─── DATA ───

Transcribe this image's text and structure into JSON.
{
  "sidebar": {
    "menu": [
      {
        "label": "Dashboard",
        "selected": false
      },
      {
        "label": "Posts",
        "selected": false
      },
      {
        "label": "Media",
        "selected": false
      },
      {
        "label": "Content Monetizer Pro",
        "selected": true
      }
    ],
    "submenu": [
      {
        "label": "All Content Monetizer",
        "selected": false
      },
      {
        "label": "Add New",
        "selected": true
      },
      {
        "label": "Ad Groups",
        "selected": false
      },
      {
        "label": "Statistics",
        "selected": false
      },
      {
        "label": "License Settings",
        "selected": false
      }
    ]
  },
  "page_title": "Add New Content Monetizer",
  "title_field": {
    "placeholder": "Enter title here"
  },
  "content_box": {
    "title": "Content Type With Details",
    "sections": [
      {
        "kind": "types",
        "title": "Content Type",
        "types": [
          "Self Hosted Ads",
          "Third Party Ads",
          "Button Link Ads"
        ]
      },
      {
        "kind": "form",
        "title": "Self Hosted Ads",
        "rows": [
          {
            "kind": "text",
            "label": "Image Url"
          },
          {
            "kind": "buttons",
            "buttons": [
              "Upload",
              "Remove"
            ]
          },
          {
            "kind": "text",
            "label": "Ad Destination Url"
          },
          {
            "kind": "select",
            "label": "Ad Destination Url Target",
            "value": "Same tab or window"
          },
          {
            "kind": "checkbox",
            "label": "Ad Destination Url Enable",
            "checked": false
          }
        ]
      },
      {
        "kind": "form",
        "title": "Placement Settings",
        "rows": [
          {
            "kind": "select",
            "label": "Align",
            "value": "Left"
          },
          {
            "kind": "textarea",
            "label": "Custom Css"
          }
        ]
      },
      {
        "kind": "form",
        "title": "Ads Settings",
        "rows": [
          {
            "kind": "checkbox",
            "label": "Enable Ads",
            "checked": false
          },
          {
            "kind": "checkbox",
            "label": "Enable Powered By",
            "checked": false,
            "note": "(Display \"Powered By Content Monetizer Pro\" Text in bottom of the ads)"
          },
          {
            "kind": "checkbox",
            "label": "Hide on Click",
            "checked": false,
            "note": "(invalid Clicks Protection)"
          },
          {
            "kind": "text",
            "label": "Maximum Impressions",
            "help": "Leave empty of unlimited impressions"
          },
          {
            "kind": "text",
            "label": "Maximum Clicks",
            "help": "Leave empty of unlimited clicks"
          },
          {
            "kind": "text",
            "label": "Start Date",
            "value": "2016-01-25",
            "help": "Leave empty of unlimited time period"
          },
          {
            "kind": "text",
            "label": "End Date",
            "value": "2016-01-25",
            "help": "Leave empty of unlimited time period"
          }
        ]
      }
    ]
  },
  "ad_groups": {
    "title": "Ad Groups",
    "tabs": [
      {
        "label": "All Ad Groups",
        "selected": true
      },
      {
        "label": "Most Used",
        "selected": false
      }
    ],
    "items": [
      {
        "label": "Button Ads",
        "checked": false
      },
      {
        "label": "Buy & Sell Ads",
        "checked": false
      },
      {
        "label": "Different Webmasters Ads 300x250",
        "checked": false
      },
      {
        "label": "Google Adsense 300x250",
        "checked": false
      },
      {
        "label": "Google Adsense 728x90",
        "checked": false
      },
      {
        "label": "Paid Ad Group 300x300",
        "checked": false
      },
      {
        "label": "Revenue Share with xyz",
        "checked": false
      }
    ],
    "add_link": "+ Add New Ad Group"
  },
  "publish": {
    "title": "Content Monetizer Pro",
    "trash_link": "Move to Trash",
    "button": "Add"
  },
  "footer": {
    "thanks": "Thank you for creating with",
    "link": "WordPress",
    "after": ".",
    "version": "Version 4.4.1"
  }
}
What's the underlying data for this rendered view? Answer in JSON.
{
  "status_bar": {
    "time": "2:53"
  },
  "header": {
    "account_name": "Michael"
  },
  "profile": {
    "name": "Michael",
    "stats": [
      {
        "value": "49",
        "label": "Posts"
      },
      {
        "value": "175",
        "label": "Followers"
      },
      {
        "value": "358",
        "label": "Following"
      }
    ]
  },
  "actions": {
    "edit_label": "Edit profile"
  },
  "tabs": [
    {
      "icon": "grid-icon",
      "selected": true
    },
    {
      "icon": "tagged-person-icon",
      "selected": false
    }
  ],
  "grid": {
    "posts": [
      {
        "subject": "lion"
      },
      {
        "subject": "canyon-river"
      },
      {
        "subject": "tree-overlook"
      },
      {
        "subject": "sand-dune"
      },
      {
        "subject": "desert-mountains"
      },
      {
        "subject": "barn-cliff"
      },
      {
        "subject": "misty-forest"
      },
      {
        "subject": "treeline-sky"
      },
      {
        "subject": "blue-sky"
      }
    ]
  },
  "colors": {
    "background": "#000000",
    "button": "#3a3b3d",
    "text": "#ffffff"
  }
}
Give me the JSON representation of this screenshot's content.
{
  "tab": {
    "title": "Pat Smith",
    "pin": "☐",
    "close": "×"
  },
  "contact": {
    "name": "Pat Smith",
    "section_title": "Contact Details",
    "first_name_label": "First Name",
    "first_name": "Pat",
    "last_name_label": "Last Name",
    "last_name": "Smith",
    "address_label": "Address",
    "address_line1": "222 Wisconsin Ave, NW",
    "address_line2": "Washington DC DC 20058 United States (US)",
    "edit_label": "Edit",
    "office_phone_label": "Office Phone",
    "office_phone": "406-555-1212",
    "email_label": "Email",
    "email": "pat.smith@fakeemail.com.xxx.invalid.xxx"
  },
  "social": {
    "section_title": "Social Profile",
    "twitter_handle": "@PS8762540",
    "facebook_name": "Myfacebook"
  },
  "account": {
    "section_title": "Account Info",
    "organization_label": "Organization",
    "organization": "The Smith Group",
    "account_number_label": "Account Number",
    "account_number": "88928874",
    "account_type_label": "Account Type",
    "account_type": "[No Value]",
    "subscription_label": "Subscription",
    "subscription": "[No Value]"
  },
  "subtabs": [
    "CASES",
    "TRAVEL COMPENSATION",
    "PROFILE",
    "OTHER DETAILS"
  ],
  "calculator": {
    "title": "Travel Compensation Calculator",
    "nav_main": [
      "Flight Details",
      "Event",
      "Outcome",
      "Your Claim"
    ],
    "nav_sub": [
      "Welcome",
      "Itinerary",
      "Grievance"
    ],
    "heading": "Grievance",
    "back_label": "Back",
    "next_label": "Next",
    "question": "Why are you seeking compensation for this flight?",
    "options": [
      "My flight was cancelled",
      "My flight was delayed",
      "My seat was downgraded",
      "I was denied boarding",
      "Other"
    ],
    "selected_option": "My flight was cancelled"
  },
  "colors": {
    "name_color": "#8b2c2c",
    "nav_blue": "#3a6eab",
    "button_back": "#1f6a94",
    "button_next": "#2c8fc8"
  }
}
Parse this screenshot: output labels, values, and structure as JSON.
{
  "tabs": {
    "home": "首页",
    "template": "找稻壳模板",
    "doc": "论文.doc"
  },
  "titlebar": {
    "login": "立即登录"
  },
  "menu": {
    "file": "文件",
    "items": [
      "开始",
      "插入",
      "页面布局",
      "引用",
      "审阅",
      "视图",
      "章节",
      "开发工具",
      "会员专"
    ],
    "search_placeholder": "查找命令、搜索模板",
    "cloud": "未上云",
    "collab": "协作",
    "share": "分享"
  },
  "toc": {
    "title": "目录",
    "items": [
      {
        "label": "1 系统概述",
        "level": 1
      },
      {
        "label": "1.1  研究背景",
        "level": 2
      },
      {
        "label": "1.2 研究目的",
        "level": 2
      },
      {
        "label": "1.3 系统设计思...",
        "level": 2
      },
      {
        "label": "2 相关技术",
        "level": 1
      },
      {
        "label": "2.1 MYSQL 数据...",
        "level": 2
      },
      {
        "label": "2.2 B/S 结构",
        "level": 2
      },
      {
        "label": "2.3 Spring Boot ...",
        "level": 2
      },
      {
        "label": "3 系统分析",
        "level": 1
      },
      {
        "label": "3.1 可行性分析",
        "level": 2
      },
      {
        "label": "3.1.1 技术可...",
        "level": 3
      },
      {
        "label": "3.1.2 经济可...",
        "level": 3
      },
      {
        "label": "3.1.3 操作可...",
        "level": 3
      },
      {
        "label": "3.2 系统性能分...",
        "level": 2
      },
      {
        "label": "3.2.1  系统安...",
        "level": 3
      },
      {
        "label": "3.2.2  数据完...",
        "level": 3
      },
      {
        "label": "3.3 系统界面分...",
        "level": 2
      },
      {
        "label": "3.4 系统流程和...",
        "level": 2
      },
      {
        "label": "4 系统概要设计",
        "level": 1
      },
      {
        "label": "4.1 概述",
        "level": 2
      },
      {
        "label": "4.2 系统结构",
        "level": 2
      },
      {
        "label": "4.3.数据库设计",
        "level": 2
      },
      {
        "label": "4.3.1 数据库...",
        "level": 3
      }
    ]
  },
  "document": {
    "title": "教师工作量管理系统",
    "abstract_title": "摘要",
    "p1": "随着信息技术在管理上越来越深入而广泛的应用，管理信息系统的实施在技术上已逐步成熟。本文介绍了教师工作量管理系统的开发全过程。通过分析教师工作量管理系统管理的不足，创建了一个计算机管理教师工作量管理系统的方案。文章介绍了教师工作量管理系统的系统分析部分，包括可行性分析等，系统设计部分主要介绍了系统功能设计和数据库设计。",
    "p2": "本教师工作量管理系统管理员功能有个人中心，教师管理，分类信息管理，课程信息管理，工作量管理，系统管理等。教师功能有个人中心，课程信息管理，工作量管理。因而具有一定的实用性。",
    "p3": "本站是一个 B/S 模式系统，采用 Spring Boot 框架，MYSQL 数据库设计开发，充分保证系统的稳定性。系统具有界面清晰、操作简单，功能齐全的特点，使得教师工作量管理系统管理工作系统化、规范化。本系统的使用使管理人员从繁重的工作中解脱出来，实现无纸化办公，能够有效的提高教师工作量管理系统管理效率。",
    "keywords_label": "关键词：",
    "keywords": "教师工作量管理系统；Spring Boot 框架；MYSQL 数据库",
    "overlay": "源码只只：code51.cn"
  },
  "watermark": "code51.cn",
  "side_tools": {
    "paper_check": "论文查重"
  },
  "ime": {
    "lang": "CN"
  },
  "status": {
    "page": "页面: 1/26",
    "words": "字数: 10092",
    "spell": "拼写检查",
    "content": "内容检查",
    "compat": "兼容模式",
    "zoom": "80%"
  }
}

───

▶ **EXERCISE PROMPT**
Where a line holds the string "Spring", copy that line.

▶ **SOLUTION TO THIS EXERCISE**
        "label": "2.3 Spring Boot ...",
    "p3": "本站是一个 B/S 模式系统，采用 Spring Boot 框架，MYSQL 数据库设计开发，充分保证系统的稳定性。系统具有界面清晰、操作简单，功能齐全的特点，使得教师工作量管理系统管理工作系统化、规范化。本系统的使用使管理人员从繁重的工作中解脱出来，实现无纸化办公，能够有效的提高教师工作量管理系统管理效率。",
    "keywords": "教师工作量管理系统；Spring Boot 框架；MYSQL 数据库",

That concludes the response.